Repeat the whole listing below, word for word.
***
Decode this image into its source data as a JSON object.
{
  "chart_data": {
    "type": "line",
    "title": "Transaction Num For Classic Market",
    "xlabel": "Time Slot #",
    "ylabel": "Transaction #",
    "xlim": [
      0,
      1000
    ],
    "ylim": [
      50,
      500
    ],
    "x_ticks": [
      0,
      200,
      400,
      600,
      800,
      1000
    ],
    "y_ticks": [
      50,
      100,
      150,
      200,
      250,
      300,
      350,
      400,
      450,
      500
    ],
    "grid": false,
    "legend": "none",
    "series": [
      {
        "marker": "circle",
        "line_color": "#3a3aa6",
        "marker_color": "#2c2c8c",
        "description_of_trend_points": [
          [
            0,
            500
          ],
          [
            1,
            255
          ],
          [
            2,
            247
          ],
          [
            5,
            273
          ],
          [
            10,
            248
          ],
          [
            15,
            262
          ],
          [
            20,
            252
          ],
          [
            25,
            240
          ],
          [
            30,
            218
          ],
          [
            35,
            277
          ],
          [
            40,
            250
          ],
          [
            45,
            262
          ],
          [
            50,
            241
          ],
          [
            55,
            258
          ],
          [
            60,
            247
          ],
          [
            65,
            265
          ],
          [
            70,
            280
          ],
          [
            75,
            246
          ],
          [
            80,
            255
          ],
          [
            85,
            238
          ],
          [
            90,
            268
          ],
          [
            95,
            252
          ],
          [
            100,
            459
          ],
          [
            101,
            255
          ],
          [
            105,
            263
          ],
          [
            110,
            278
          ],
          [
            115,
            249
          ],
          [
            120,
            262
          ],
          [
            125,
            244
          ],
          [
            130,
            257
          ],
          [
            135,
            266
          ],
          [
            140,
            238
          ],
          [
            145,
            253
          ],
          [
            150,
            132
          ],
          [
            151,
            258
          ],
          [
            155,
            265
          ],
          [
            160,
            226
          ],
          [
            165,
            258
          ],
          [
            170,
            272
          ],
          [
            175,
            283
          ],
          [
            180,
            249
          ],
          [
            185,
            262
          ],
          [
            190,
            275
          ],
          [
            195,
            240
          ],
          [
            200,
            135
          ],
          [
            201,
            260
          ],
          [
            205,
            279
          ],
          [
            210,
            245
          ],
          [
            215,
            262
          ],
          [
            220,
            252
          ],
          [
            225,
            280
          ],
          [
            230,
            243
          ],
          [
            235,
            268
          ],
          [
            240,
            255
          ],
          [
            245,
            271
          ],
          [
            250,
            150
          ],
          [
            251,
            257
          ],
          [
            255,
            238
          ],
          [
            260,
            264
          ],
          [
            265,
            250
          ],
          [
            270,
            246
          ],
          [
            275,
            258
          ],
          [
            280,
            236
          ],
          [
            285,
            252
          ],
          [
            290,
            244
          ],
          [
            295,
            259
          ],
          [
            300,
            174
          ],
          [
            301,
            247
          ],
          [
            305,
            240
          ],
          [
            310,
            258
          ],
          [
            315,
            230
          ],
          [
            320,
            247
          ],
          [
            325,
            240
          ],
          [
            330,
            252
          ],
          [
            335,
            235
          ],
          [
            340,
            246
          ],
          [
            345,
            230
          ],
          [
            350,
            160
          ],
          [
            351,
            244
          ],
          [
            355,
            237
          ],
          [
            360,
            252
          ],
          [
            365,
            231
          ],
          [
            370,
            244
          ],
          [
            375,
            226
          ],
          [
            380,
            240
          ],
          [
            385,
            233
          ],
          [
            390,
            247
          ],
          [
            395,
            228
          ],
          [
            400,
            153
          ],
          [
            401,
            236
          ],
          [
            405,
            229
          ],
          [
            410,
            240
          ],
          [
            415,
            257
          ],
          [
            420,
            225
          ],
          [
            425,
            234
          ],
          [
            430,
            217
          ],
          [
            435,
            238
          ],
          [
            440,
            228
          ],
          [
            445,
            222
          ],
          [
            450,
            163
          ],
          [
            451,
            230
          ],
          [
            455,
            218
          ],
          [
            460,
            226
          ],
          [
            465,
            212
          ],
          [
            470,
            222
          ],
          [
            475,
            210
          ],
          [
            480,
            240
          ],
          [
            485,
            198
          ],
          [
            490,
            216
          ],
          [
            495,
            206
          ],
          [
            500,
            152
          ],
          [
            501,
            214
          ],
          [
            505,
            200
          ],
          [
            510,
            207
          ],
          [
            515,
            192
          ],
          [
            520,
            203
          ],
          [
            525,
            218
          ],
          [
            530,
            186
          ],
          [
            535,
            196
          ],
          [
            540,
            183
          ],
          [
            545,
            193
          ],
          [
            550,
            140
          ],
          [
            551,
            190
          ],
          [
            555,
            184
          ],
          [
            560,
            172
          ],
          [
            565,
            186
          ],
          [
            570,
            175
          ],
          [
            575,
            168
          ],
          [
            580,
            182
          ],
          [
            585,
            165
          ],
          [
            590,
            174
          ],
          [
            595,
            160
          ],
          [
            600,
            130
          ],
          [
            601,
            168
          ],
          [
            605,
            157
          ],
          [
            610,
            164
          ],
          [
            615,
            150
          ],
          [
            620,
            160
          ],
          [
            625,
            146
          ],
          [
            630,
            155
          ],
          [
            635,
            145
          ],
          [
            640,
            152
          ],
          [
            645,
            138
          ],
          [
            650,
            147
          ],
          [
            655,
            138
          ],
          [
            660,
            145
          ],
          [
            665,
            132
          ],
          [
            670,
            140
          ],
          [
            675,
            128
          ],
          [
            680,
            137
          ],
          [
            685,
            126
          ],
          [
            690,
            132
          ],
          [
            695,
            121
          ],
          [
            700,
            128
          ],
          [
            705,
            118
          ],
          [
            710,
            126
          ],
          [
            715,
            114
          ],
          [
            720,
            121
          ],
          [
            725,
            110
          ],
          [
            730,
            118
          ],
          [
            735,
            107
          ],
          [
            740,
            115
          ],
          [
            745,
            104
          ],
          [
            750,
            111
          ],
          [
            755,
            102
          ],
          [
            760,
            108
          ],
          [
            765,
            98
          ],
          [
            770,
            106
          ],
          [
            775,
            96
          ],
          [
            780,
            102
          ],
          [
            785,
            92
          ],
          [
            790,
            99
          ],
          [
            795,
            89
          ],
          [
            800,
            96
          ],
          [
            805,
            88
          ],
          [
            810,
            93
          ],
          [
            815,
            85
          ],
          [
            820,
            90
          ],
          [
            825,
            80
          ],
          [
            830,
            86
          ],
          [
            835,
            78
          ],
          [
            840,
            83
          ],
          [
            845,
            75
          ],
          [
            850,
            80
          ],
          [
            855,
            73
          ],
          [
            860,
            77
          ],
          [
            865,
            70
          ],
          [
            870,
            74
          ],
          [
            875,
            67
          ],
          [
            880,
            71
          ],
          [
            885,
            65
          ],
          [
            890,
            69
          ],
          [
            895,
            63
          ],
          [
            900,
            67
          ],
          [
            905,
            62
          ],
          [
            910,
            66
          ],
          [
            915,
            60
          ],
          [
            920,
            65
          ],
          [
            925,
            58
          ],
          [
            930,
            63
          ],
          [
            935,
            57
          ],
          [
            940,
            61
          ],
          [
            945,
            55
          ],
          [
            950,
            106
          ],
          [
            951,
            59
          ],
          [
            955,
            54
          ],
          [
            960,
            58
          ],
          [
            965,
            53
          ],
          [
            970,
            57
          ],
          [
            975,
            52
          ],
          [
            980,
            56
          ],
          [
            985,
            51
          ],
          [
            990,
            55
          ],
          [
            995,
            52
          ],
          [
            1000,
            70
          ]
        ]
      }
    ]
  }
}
***
▶ **Answer in full**
Decode this image into its source data as a JSON object.
{
  "chart_data": {
    "type": "line",
    "title": "Transaction Num For Classic Market",
    "xlabel": "Time Slot #",
    "ylabel": "Transaction #",
    "xlim": [
      0,
      1000
    ],
    "ylim": [
      50,
      500
    ],
    "x_ticks": [
      0,
      200,
      400,
      600,
      800,
      1000
    ],
    "y_ticks": [
      50,
      100,
      150,
      200,
      250,
      300,
      350,
      400,
      450,
      500
    ],
    "grid": false,
    "legend": "none",
    "series": [
      {
        "marker": "circle",
        "line_color": "#3a3aa6",
        "marker_color": "#2c2c8c",
        "description_of_trend_points": [
          [
            0,
            500
          ],
          [
            1,
            255
          ],
          [
            2,
            247
          ],
          [
            5,
            273
          ],
          [
            10,
            248
          ],
          [
            15,
            262
          ],
          [
            20,
            252
          ],
          [
            25,
            240
          ],
          [
            30,
            218
          ],
          [
            35,
            277
          ],
          [
            40,
            250
          ],
          [
            45,
            262
          ],
          [
            50,
            241
          ],
          [
            55,
            258
          ],
          [
            60,
            247
          ],
          [
            65,
            265
          ],
          [
            70,
            280
          ],
          [
            75,
            246
          ],
          [
            80,
            255
          ],
          [
            85,
            238
          ],
          [
            90,
            268
          ],
          [
            95,
            252
          ],
          [
            100,
            459
          ],
          [
            101,
            255
          ],
          [
            105,
            263
          ],
          [
            110,
            278
          ],
          [
            115,
            249
          ],
          [
            120,
            262
          ],
          [
            125,
            244
          ],
          [
            130,
            257
          ],
          [
            135,
            266
          ],
          [
            140,
            238
          ],
          [
            145,
            253
          ],
          [
            150,
            132
          ],
          [
            151,
            258
          ],
          [
            155,
            265
          ],
          [
            160,
            226
          ],
          [
            165,
            258
          ],
          [
            170,
            272
          ],
          [
            175,
            283
          ],
          [
            180,
            249
          ],
          [
            185,
            262
          ],
          [
            190,
            275
          ],
          [
            195,
            240
          ],
          [
            200,
            135
          ],
          [
            201,
            260
          ],
          [
            205,
            279
          ],
          [
            210,
            245
          ],
          [
            215,
            262
          ],
          [
            220,
            252
          ],
          [
            225,
            280
          ],
          [
            230,
            243
          ],
          [
            235,
            268
          ],
          [
            240,
            255
          ],
          [
            245,
            271
          ],
          [
            250,
            150
          ],
          [
            251,
            257
          ],
          [
            255,
            238
          ],
          [
            260,
            264
          ],
          [
            265,
            250
          ],
          [
            270,
            246
          ],
          [
            275,
            258
          ],
          [
            280,
            236
          ],
          [
            285,
            252
          ],
          [
            290,
            244
          ],
          [
            295,
            259
          ],
          [
            300,
            174
          ],
          [
            301,
            247
          ],
          [
            305,
            240
          ],
          [
            310,
            258
          ],
          [
            315,
            230
          ],
          [
            320,
            247
          ],
          [
            325,
            240
          ],
          [
            330,
            252
          ],
          [
            335,
            235
          ],
          [
            340,
            246
          ],
          [
            345,
            230
          ],
          [
            350,
            160
          ],
          [
            351,
            244
          ],
          [
            355,
            237
          ],
          [
            360,
            252
          ],
          [
            365,
            231
          ],
          [
            370,
            244
          ],
          [
            375,
            226
          ],
          [
            380,
            240
          ],
          [
            385,
            233
          ],
          [
            390,
            247
          ],
          [
            395,
            228
          ],
          [
            400,
            153
          ],
          [
            401,
            236
          ],
          [
            405,
            229
          ],
          [
            410,
            240
          ],
          [
            415,
            257
          ],
          [
            420,
            225
          ],
          [
            425,
            234
          ],
          [
            430,
            217
          ],
          [
            435,
            238
          ],
          [
            440,
            228
          ],
          [
            445,
            222
          ],
          [
            450,
            163
          ],
          [
            451,
            230
          ],
          [
            455,
            218
          ],
          [
            460,
            226
          ],
          [
            465,
            212
          ],
          [
            470,
            222
          ],
          [
            475,
            210
          ],
          [
            480,
            240
          ],
          [
            485,
            198
          ],
          [
            490,
            216
          ],
          [
            495,
            206
          ],
          [
            500,
            152
          ],
          [
            501,
            214
          ],
          [
            505,
            200
          ],
          [
            510,
            207
          ],
          [
            515,
            192
          ],
          [
            520,
            203
          ],
          [
            525,
            218
          ],
          [
            530,
            186
          ],
          [
            535,
            196
          ],
          [
            540,
            183
          ],
          [
            545,
            193
          ],
          [
            550,
            140
          ],
          [
            551,
            190
          ],
          [
            555,
            184
          ],
          [
            560,
            172
          ],
          [
            565,
            186
          ],
          [
            570,
            175
          ],
          [
            575,
            168
          ],
          [
            580,
            182
          ],
          [
            585,
            165
          ],
          [
            590,
            174
          ],
          [
            595,
            160
          ],
          [
            600,
            130
          ],
          [
            601,
            168
          ],
          [
            605,
            157
          ],
          [
            610,
            164
          ],
          [
            615,
            150
          ],
          [
            620,
            160
          ],
          [
            625,
            146
          ],
          [
            630,
            155
          ],
          [
            635,
            145
          ],
          [
            640,
            152
          ],
          [
            645,
            138
          ],
          [
            650,
            147
          ],
          [
            655,
            138
          ],
          [
            660,
            145
          ],
          [
            665,
            132
          ],
          [
            670,
            140
          ],
          [
            675,
            128
          ],
          [
            680,
            137
          ],
          [
            685,
            126
          ],
          [
            690,
            132
          ],
          [
            695,
            121
          ],
          [
            700,
            128
          ],
          [
            705,
            118
          ],
          [
            710,
            126
          ],
          [
            715,
            114
          ],
          [
            720,
            121
          ],
          [
            725,
            110
          ],
          [
            730,
            118
          ],
          [
            735,
            107
          ],
          [
            740,
            115
          ],
          [
            745,
            104
          ],
          [
            750,
            111
          ],
          [
            755,
            102
          ],
          [
            760,
            108
          ],
          [
            765,
            98
          ],
          [
            770,
            106
          ],
          [
            775,
            96
          ],
          [
            780,
            102
          ],
          [
            785,
            92
          ],
          [
            790,
            99
          ],
          [
            795,
            89
          ],
          [
            800,
            96
          ],
          [
            805,
            88
          ],
          [
            810,
            93
          ],
          [
            815,
            85
          ],
          [
            820,
            90
          ],
          [
            825,
            80
          ],
          [
            830,
            86
          ],
          [
            835,
            78
          ],
          [
            840,
            83
          ],
          [
            845,
            75
          ],
          [
            850,
            80
          ],
          [
            855,
            73
          ],
          [
            860,
            77
          ],
          [
            865,
            70
          ],
          [
            870,
            74
          ],
          [
            875,
            67
          ],
          [
            880,
            71
          ],
          [
            885,
            65
          ],
          [
            890,
            69
          ],
          [
            895,
            63
          ],
          [
            900,
            67
          ],
          [
            905,
            62
          ],
          [
            910,
            66
          ],
          [
            915,
            60
          ],
          [
            920,
            65
          ],
          [
            925,
            58
          ],
          [
            930,
            63
          ],
          [
            935,
            57
          ],
          [
            940,
            61
          ],
          [
            945,
            55
          ],
          [
            950,
            106
          ],
          [
            951,
            59
          ],
          [
            955,
            54
          ],
          [
            960,
            58
          ],
          [
            965,
            53
          ],
          [
            970,
            57
          ],
          [
            975,
            52
          ],
          [
            980,
            56
          ],
          [
            985,
            51
          ],
          [
            990,
            55
          ],
          [
            995,
            52
          ],
          [
            1000,
            70
          ]
        ]
      }
    ]
  }
}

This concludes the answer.